▶ [TASK]:
In the listing below, identify each line with the word "been" and return those lines.

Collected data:
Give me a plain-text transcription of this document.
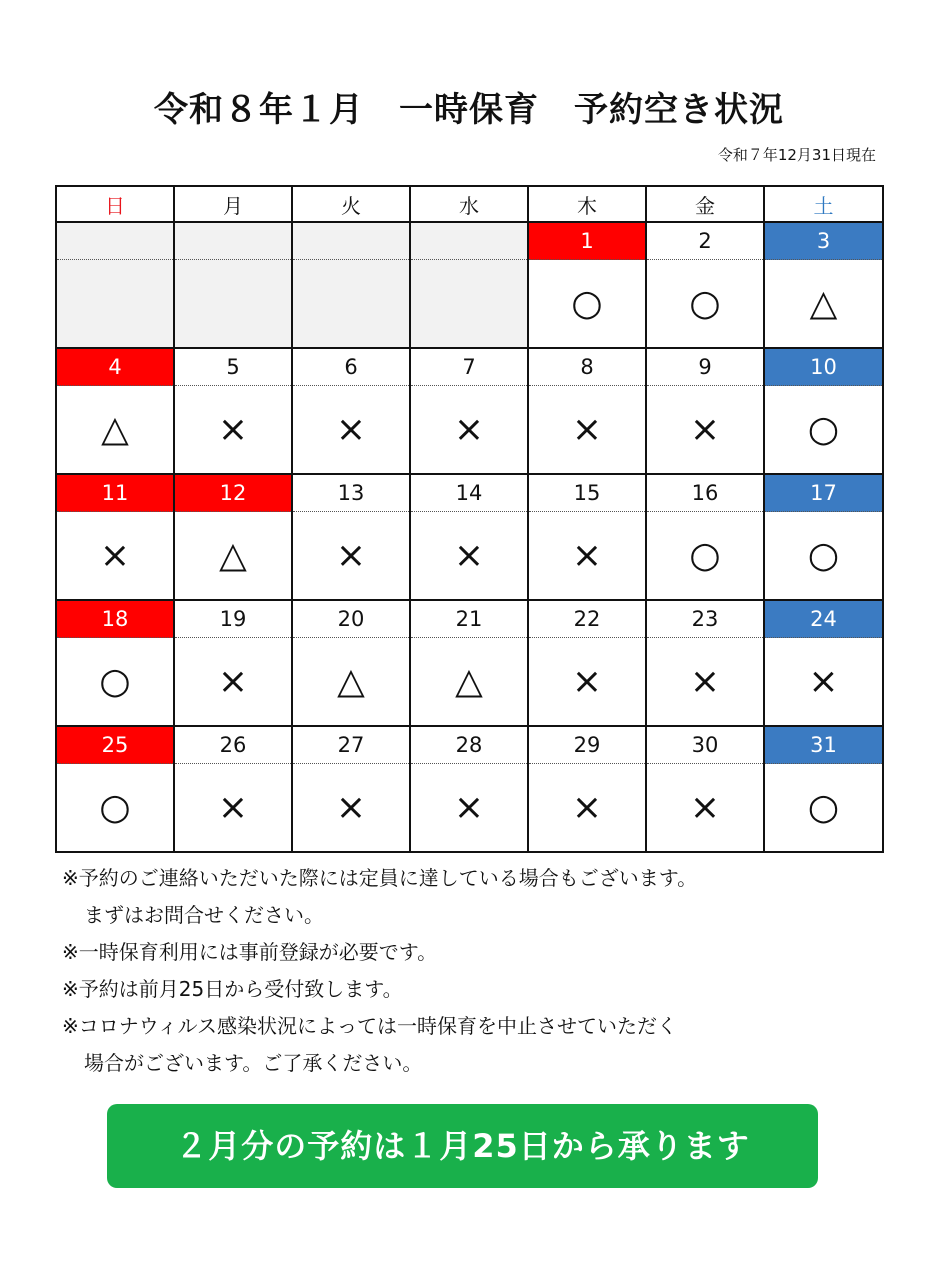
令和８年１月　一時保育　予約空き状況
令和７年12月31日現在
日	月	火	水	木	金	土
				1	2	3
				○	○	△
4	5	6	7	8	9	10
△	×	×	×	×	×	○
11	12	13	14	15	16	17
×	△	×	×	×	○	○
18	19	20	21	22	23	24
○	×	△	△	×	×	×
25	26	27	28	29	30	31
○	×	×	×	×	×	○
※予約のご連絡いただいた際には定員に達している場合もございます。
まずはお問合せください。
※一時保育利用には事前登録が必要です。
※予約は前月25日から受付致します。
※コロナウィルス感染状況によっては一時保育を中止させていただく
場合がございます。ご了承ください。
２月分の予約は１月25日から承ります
...
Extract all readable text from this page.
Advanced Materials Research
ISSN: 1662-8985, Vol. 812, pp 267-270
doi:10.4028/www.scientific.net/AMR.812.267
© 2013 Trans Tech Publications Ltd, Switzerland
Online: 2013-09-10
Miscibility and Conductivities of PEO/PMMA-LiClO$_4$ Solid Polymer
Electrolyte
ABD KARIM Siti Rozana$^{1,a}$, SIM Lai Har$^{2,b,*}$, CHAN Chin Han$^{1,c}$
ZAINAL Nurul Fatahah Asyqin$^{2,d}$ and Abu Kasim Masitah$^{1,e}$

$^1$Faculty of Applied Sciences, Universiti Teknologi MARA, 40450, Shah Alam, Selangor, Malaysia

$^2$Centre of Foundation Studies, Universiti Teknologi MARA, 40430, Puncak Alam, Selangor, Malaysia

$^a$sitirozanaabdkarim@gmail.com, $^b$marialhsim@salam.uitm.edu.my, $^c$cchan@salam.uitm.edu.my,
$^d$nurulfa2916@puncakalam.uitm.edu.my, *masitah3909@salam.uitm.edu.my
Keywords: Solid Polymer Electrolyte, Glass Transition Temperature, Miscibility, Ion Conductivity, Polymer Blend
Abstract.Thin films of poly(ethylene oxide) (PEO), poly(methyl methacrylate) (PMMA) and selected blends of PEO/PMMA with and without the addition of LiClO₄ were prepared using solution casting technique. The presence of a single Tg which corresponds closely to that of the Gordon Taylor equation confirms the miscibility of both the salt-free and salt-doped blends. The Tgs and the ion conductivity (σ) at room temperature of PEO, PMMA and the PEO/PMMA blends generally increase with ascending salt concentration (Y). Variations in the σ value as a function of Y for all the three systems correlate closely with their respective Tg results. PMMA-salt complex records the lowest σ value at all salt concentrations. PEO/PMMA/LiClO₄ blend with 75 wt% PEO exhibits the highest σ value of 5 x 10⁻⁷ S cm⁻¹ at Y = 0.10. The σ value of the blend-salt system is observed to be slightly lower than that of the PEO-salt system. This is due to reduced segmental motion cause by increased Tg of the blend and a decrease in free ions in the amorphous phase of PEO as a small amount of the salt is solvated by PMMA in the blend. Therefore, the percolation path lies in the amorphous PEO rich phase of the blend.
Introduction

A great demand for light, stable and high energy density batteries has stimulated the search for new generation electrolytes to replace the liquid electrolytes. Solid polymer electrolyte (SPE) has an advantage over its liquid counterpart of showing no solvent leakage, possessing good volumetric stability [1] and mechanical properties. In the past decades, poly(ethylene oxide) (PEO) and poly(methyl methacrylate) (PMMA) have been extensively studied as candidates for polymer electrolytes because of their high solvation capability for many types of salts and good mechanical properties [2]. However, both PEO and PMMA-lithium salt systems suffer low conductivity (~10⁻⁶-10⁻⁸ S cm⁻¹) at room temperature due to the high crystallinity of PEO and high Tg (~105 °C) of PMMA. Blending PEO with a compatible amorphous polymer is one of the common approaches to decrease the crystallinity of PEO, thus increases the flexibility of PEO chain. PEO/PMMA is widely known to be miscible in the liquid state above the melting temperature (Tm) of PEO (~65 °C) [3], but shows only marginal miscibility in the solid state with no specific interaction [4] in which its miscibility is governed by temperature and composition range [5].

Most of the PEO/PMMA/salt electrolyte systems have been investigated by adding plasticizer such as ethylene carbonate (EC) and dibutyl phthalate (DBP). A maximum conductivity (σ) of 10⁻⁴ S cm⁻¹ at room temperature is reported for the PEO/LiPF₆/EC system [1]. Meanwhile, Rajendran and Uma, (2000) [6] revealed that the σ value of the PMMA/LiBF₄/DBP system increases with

▶ [RESPONSE]:
A great demand for light, stable and high energy density batteries has stimulated the search for new generation electrolytes to replace the liquid electrolytes. Solid polymer electrolyte (SPE) has an advantage over its liquid counterpart of showing no solvent leakage, possessing good volumetric stability [1] and mechanical properties. In the past decades, poly(ethylene oxide) (PEO) and poly(methyl methacrylate) (PMMA) have been extensively studied as candidates for polymer electrolytes because of their high solvation capability for many types of salts and good mechanical properties [2]. However, both PEO and PMMA-lithium salt systems suffer low conductivity (~10⁻⁶-10⁻⁸ S cm⁻¹) at room temperature due to the high crystallinity of PEO and high Tg (~105 °C) of PMMA. Blending PEO with a compatible amorphous polymer is one of the common approaches to decrease the crystallinity of PEO, thus increases the flexibility of PEO chain. PEO/PMMA is widely known to be miscible in the liquid state above the melting temperature (Tm) of PEO (~65 °C) [3], but shows only marginal miscibility in the solid state with no specific interaction [4] in which its miscibility is governed by temperature and composition range [5].
Most of the PEO/PMMA/salt electrolyte systems have been investigated by adding plasticizer such as ethylene carbonate (EC) and dibutyl phthalate (DBP). A maximum conductivity (σ) of 10⁻⁴ S cm⁻¹ at room temperature is reported for the PEO/LiPF₆/EC system [1]. Meanwhile, Rajendran and Uma, (2000) [6] revealed that the σ value of the PMMA/LiBF₄/DBP system increases with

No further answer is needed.